**Exercise goal**
Copy every line of the listing exactly.

**Data entries**

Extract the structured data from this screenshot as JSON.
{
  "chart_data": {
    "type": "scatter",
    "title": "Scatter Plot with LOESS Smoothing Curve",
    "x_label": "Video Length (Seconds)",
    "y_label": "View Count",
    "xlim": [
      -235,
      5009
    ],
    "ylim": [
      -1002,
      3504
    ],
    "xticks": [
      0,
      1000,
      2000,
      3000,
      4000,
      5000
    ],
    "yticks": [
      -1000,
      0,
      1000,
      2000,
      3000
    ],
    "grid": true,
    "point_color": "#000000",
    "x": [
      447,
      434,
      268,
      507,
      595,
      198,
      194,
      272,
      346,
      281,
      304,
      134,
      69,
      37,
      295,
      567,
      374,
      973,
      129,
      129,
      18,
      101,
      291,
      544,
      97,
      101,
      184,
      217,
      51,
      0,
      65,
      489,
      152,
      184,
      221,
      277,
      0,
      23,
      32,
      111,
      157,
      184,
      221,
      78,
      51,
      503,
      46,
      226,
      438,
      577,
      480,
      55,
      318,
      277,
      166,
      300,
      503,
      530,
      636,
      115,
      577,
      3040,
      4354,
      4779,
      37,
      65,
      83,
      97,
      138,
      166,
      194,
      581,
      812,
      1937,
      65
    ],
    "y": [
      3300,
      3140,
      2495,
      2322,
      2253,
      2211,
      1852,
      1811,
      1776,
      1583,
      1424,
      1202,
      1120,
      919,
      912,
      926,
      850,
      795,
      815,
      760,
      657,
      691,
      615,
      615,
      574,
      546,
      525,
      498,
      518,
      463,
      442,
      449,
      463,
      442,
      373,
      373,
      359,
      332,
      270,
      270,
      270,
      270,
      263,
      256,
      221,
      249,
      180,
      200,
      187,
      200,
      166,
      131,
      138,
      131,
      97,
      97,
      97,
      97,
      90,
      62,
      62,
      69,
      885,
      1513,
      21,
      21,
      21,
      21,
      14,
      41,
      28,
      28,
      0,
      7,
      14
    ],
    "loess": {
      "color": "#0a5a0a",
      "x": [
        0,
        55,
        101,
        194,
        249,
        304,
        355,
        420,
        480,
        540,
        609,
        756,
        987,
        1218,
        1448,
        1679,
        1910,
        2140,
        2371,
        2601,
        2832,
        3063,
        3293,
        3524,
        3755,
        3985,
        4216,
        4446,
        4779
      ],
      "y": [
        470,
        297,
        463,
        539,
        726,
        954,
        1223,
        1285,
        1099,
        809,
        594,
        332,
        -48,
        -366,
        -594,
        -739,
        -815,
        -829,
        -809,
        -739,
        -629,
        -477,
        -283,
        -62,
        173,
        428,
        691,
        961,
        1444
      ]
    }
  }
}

**Task result**
Extract the structured data from this screenshot as JSON.
{
  "chart_data": {
    "type": "scatter",
    "title": "Scatter Plot with LOESS Smoothing Curve",
    "x_label": "Video Length (Seconds)",
    "y_label": "View Count",
    "xlim": [
      -235,
      5009
    ],
    "ylim": [
      -1002,
      3504
    ],
    "xticks": [
      0,
      1000,
      2000,
      3000,
      4000,
      5000
    ],
    "yticks": [
      -1000,
      0,
      1000,
      2000,
      3000
    ],
    "grid": true,
    "point_color": "#000000",
    "x": [
      447,
      434,
      268,
      507,
      595,
      198,
      194,
      272,
      346,
      281,
      304,
      134,
      69,
      37,
      295,
      567,
      374,
      973,
      129,
      129,
      18,
      101,
      291,
      544,
      97,
      101,
      184,
      217,
      51,
      0,
      65,
      489,
      152,
      184,
      221,
      277,
      0,
      23,
      32,
      111,
      157,
      184,
      221,
      78,
      51,
      503,
      46,
      226,
      438,
      577,
      480,
      55,
      318,
      277,
      166,
      300,
      503,
      530,
      636,
      115,
      577,
      3040,
      4354,
      4779,
      37,
      65,
      83,
      97,
      138,
      166,
      194,
      581,
      812,
      1937,
      65
    ],
    "y": [
      3300,
      3140,
      2495,
      2322,
      2253,
      2211,
      1852,
      1811,
      1776,
      1583,
      1424,
      1202,
      1120,
      919,
      912,
      926,
      850,
      795,
      815,
      760,
      657,
      691,
      615,
      615,
      574,
      546,
      525,
      498,
      518,
      463,
      442,
      449,
      463,
      442,
      373,
      373,
      359,
      332,
      270,
      270,
      270,
      270,
      263,
      256,
      221,
      249,
      180,
      200,
      187,
      200,
      166,
      131,
      138,
      131,
      97,
      97,
      97,
      97,
      90,
      62,
      62,
      69,
      885,
      1513,
      21,
      21,
      21,
      21,
      14,
      41,
      28,
      28,
      0,
      7,
      14
    ],
    "loess": {
      "color": "#0a5a0a",
      "x": [
        0,
        55,
        101,
        194,
        249,
        304,
        355,
        420,
        480,
        540,
        609,
        756,
        987,
        1218,
        1448,
        1679,
        1910,
        2140,
        2371,
        2601,
        2832,
        3063,
        3293,
        3524,
        3755,
        3985,
        4216,
        4446,
        4779
      ],
      "y": [
        470,
        297,
        463,
        539,
        726,
        954,
        1223,
        1285,
        1099,
        809,
        594,
        332,
        -48,
        -366,
        -594,
        -739,
        -815,
        -829,
        -809,
        -739,
        -629,
        -477,
        -283,
        -62,
        173,
        428,
        691,
        961,
        1444
      ]
    }
  }
}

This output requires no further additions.